§ Task to carry out
Which lines contain the word "legend"? Return each of them as written.

§ Source records
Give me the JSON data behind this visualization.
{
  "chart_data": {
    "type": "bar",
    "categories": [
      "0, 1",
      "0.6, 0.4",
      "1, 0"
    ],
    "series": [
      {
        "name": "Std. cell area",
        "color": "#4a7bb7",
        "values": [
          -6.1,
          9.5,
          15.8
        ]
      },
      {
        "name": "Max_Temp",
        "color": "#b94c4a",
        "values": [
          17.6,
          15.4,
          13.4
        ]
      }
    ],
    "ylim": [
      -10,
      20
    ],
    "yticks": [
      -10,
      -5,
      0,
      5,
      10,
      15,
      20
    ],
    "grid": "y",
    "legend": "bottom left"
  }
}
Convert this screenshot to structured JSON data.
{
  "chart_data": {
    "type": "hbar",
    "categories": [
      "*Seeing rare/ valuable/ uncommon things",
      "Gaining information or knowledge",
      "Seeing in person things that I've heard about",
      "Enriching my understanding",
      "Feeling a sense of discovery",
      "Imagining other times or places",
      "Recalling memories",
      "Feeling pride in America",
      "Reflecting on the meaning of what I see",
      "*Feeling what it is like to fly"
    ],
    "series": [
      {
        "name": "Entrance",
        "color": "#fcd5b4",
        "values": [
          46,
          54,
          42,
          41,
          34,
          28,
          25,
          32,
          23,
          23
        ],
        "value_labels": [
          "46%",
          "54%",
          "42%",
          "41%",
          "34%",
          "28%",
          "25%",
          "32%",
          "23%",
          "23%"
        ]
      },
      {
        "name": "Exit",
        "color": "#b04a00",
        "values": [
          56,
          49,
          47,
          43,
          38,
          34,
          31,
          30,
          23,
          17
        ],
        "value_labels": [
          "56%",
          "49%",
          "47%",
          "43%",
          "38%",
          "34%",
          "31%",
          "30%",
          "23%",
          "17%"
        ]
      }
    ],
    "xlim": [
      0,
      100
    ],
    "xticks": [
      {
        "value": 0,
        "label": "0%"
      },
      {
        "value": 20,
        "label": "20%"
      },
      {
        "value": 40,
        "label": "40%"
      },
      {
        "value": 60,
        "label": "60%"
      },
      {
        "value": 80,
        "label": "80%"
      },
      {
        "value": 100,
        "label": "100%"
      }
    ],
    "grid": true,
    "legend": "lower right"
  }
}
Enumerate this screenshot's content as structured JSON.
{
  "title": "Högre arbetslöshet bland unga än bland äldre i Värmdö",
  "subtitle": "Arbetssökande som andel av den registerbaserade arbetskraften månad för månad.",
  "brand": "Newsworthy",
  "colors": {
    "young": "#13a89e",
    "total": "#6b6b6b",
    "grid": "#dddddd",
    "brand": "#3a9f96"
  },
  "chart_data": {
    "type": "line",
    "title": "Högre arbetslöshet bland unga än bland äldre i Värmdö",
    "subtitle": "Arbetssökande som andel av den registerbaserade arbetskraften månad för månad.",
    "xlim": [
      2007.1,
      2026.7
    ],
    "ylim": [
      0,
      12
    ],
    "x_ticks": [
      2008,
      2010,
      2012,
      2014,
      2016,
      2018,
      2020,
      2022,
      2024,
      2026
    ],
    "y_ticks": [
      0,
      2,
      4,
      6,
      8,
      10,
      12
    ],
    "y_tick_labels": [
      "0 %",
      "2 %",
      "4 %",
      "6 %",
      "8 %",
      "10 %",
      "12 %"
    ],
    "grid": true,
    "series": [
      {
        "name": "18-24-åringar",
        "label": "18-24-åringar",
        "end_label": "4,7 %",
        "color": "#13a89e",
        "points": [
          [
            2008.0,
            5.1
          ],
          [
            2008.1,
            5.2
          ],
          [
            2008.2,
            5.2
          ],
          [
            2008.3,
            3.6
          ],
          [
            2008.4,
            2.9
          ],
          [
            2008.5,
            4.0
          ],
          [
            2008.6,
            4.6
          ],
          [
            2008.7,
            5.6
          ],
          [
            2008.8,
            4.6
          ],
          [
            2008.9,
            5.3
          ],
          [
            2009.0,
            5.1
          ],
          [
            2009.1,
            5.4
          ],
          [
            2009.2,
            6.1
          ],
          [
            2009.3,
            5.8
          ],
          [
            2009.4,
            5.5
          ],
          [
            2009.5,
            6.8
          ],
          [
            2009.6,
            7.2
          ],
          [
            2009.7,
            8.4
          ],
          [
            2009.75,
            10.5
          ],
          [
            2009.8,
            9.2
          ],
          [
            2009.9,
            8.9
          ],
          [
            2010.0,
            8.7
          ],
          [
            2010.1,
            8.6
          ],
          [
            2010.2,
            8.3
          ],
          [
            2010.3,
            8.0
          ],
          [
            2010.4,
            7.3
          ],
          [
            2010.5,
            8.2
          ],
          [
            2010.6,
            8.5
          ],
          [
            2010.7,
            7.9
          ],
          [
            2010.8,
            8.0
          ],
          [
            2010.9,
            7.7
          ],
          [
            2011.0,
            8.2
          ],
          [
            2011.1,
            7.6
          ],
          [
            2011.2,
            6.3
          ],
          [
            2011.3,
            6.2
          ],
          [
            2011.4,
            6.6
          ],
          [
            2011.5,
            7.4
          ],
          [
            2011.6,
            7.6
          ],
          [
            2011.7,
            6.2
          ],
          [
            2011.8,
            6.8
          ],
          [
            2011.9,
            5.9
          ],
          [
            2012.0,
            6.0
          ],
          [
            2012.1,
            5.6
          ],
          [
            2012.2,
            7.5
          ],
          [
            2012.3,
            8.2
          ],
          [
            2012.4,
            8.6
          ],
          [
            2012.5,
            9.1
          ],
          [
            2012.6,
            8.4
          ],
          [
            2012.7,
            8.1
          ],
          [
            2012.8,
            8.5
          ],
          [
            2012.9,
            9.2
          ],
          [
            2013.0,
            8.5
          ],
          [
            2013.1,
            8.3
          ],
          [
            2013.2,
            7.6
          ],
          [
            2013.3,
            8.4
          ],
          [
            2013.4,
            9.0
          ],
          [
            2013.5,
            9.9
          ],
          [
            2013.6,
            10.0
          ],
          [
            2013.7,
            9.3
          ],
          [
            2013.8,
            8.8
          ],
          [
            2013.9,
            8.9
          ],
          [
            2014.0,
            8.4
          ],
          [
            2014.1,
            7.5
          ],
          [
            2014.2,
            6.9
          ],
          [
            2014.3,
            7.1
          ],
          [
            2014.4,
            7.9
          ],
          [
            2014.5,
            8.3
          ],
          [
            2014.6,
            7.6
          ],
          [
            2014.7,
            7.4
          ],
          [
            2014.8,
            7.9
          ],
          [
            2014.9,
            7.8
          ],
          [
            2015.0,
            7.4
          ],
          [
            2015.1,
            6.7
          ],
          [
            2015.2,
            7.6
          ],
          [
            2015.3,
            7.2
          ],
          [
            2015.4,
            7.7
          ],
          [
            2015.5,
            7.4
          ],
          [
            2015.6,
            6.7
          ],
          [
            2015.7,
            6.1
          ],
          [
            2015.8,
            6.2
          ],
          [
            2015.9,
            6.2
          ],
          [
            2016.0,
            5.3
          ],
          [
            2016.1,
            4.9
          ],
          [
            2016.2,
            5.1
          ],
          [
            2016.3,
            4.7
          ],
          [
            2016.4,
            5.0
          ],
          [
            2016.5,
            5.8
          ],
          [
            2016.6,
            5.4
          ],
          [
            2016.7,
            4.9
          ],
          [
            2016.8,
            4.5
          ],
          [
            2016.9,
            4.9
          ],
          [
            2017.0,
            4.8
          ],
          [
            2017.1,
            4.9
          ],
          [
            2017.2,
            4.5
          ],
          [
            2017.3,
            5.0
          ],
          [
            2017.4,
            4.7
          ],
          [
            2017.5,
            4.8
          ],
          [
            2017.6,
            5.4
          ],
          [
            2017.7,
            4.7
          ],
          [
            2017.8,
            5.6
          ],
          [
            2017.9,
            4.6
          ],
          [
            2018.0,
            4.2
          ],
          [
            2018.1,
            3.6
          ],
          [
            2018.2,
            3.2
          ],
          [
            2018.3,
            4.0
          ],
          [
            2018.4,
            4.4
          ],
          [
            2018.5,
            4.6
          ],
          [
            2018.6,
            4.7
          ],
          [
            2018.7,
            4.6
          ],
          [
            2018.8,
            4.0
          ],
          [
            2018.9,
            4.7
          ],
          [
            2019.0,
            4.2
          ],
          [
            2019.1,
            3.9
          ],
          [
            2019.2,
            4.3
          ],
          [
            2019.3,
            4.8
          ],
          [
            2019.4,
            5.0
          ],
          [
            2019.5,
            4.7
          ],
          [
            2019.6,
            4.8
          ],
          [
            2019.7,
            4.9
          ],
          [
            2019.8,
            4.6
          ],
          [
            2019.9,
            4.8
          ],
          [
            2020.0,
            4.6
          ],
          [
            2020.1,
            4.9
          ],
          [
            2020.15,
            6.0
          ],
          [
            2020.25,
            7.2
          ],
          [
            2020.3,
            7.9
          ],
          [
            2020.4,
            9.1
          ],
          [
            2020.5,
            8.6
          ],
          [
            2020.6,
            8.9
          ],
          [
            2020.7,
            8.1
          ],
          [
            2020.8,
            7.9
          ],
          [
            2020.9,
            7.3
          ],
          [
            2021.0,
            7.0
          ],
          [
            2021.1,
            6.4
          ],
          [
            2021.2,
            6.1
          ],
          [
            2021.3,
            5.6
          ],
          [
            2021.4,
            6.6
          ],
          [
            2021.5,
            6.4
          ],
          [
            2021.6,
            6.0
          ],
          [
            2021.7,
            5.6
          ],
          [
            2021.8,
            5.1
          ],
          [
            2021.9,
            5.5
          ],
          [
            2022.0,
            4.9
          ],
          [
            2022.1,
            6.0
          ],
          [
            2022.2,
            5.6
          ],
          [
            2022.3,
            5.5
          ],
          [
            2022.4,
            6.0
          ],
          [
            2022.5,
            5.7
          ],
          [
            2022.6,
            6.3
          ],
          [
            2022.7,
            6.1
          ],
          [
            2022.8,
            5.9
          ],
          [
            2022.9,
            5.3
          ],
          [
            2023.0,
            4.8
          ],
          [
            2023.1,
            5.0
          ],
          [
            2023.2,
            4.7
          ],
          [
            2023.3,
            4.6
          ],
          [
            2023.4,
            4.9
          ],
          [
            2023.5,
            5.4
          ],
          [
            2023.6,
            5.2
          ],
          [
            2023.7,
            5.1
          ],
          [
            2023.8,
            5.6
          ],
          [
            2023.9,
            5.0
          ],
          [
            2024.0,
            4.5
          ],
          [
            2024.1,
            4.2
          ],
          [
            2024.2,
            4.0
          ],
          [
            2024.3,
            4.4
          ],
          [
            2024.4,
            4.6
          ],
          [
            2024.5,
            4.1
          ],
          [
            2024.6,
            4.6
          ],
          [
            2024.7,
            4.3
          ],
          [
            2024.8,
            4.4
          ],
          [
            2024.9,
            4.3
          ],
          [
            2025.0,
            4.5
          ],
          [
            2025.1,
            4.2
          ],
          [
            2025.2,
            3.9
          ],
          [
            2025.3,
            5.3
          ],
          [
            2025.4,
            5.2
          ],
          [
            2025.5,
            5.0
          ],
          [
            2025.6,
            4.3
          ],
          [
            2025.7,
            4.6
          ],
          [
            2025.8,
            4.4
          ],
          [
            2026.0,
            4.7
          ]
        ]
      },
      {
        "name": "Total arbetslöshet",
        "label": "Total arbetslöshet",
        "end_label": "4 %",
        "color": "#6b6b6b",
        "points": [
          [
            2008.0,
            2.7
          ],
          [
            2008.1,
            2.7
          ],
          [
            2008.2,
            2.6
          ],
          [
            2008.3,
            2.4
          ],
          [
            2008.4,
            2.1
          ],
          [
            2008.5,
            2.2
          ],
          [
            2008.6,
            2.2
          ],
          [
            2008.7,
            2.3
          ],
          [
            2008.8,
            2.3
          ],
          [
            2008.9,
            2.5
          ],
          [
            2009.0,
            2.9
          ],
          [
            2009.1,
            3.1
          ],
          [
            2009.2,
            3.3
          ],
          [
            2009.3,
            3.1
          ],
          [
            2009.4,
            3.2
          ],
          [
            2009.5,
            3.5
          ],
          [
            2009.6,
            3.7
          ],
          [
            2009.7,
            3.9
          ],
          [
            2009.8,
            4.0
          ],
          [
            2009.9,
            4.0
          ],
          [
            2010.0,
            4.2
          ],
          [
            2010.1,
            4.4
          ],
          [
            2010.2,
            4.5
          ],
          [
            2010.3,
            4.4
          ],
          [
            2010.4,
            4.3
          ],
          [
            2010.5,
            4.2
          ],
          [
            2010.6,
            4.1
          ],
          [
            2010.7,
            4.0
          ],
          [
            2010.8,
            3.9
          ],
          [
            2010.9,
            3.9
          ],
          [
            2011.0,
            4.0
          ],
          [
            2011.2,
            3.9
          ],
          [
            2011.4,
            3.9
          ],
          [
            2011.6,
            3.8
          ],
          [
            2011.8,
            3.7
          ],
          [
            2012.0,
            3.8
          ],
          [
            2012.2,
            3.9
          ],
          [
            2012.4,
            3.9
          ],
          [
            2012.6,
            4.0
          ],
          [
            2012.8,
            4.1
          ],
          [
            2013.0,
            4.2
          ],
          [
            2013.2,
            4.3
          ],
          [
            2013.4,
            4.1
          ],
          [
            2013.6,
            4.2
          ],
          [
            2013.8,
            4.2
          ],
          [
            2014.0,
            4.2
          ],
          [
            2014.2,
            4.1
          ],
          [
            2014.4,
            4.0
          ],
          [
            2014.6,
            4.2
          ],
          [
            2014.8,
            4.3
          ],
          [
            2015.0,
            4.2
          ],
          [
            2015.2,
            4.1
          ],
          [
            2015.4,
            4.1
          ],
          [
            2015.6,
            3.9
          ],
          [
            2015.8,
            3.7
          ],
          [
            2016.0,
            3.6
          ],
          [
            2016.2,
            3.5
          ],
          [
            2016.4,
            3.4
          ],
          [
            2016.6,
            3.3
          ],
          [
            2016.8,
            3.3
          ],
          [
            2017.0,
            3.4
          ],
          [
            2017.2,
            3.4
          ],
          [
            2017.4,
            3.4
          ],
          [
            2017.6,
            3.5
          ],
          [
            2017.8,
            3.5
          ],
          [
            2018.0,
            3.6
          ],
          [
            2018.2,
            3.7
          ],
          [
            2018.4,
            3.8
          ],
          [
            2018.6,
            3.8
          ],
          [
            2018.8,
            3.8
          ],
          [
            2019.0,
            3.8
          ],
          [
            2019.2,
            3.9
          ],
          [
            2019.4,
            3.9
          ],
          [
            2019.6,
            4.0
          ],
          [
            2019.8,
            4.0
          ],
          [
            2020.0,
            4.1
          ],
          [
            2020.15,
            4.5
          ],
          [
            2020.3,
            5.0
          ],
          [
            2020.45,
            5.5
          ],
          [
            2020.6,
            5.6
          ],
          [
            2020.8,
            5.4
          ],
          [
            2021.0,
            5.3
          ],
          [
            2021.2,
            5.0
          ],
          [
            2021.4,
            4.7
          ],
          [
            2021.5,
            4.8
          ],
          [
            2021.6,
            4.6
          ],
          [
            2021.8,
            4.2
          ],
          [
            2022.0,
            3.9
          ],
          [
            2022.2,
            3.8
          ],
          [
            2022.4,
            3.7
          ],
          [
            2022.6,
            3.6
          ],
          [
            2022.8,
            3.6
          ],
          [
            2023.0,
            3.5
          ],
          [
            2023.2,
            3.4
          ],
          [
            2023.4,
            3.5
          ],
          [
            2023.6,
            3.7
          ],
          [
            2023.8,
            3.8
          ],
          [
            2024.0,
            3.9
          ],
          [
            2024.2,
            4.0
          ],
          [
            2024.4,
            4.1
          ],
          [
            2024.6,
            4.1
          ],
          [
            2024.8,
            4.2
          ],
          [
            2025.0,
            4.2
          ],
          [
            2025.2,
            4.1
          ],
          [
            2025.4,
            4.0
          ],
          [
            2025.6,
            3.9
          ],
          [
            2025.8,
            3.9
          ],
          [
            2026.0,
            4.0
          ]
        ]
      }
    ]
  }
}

§ Answer in full
    "legend": "bottom left"
    "legend": "lower right"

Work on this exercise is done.